* **Instruction**
Pull out every line of the entries below that contains the string "header". Case matters.
─── Information given ───
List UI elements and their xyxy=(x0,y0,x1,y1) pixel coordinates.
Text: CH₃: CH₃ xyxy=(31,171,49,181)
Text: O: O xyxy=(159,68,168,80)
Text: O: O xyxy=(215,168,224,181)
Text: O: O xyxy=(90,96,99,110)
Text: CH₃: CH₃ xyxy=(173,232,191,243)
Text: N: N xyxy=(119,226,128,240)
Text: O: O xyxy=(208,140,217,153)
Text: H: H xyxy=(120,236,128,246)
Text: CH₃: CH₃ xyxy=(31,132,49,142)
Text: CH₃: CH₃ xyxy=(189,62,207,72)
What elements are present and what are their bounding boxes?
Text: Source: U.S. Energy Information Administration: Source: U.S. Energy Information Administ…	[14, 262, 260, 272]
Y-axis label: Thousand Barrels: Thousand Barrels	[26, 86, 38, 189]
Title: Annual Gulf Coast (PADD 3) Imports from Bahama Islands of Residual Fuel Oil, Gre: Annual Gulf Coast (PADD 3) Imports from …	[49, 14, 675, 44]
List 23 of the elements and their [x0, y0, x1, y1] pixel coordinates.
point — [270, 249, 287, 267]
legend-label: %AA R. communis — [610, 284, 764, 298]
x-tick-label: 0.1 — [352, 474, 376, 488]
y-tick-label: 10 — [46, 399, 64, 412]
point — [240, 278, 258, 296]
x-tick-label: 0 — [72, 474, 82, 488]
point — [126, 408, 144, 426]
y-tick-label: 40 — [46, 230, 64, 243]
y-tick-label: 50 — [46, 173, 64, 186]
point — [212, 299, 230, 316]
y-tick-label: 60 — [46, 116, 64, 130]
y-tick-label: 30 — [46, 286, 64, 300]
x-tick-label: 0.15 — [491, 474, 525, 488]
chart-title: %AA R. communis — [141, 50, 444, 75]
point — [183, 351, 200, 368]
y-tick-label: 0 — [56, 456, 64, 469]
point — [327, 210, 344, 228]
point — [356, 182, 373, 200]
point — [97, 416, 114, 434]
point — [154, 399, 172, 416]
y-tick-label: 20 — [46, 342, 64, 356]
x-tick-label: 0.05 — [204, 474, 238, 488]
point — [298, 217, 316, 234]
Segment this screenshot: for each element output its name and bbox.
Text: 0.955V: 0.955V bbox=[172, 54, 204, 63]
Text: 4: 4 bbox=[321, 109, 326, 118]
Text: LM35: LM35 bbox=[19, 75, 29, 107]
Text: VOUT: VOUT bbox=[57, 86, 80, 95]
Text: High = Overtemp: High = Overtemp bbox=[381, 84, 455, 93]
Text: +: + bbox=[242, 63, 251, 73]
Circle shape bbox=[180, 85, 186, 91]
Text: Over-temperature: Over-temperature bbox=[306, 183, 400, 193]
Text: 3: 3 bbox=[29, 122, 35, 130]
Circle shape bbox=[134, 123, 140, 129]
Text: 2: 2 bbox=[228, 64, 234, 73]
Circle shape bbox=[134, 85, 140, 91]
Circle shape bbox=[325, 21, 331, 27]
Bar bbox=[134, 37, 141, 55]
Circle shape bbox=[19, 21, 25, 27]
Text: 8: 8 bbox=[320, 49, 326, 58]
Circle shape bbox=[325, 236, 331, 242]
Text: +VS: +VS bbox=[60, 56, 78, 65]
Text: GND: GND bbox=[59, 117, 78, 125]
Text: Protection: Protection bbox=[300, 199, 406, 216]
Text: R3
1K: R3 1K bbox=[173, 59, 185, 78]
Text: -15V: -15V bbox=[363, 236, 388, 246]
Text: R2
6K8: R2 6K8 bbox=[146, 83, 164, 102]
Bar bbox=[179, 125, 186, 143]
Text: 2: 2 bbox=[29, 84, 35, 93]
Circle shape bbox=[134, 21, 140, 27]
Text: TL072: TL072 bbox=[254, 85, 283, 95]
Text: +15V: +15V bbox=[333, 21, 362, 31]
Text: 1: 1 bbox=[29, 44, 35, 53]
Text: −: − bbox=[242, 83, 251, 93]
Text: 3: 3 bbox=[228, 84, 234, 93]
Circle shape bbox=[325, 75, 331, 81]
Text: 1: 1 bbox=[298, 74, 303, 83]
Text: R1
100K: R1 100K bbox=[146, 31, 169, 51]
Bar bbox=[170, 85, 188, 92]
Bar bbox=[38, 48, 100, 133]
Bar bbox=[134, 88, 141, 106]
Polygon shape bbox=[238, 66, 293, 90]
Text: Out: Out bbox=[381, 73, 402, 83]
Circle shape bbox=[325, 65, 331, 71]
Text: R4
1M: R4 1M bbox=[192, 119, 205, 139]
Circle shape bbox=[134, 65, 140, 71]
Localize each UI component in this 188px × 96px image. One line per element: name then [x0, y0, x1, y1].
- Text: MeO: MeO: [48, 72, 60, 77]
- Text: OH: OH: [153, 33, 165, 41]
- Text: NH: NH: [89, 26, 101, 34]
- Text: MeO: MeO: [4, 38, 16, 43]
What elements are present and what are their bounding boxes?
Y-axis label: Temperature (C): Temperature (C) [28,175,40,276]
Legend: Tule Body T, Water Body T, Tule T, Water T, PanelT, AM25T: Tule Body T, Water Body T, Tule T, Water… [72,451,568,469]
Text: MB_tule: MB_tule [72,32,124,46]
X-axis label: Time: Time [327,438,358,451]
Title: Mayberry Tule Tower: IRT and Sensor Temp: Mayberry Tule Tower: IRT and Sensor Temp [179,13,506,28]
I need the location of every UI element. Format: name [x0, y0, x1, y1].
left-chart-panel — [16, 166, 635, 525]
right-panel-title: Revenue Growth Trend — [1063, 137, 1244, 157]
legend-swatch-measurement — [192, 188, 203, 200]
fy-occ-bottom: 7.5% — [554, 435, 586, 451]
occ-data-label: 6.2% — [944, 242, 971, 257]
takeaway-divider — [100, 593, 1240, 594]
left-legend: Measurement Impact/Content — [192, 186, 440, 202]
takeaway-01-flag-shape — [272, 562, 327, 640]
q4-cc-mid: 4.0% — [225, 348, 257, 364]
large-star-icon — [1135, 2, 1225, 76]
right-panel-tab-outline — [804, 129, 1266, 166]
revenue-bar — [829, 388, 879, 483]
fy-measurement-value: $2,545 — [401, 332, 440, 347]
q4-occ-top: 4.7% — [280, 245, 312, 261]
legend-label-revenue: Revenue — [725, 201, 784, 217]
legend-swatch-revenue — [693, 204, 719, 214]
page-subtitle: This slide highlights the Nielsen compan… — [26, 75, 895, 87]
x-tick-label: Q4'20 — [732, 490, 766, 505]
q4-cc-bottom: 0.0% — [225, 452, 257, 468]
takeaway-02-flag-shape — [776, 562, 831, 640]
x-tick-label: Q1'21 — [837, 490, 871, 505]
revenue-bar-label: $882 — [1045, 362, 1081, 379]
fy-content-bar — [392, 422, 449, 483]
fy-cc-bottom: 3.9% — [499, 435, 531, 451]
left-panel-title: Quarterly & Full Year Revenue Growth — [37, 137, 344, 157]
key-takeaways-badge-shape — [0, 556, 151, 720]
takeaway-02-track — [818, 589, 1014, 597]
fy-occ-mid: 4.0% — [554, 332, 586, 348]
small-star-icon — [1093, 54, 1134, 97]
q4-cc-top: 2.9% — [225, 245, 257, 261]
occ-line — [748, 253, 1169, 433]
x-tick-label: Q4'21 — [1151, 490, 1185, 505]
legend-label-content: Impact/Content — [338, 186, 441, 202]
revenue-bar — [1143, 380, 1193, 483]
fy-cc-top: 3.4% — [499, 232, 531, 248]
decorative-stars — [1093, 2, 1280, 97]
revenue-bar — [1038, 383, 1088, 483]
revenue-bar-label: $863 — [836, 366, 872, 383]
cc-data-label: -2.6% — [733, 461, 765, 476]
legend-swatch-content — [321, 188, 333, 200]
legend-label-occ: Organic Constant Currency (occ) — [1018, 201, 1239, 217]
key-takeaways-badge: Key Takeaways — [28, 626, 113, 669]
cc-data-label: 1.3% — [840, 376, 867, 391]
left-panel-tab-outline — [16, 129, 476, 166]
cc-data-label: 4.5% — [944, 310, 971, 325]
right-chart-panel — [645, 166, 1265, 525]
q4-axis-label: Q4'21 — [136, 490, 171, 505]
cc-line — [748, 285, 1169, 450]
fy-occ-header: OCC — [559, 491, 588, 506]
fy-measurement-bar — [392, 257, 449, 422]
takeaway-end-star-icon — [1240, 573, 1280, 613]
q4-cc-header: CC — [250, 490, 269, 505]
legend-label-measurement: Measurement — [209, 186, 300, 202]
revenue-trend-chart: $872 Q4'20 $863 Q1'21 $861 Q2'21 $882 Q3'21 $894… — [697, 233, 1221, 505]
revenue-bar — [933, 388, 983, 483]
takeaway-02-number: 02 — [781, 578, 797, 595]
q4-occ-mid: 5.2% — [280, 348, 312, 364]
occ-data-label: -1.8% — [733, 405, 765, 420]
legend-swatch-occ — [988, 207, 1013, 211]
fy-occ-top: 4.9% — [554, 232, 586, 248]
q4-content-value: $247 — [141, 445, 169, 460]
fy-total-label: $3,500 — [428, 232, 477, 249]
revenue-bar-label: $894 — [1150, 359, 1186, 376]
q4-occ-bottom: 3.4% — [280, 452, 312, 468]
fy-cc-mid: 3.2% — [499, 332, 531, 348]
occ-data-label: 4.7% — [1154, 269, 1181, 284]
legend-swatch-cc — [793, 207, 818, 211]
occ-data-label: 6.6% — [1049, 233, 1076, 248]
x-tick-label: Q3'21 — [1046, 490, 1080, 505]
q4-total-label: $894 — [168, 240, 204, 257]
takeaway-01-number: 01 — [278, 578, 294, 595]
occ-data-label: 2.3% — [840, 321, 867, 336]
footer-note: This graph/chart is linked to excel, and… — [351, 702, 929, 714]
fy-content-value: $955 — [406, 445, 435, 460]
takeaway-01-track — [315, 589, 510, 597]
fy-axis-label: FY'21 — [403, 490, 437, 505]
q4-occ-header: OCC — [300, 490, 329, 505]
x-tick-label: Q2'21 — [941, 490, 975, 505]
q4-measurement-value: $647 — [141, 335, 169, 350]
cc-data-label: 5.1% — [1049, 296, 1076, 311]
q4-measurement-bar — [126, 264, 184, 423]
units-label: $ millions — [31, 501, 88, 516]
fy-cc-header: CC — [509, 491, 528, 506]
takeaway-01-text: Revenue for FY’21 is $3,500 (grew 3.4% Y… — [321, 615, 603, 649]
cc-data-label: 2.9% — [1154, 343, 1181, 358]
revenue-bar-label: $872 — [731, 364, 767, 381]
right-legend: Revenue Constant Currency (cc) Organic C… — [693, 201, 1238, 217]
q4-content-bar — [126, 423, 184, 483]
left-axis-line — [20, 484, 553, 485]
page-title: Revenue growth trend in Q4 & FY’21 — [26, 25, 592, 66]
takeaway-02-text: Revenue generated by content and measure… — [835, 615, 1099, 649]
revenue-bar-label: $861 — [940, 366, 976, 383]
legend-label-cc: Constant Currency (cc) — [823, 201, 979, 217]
───
* **Written answer**
fy-occ-header: OCC — [559, 491, 588, 506]
q4-cc-header: CC — [250, 490, 269, 505]
q4-occ-header: OCC — [300, 490, 329, 505]
fy-cc-header: CC — [509, 491, 528, 506]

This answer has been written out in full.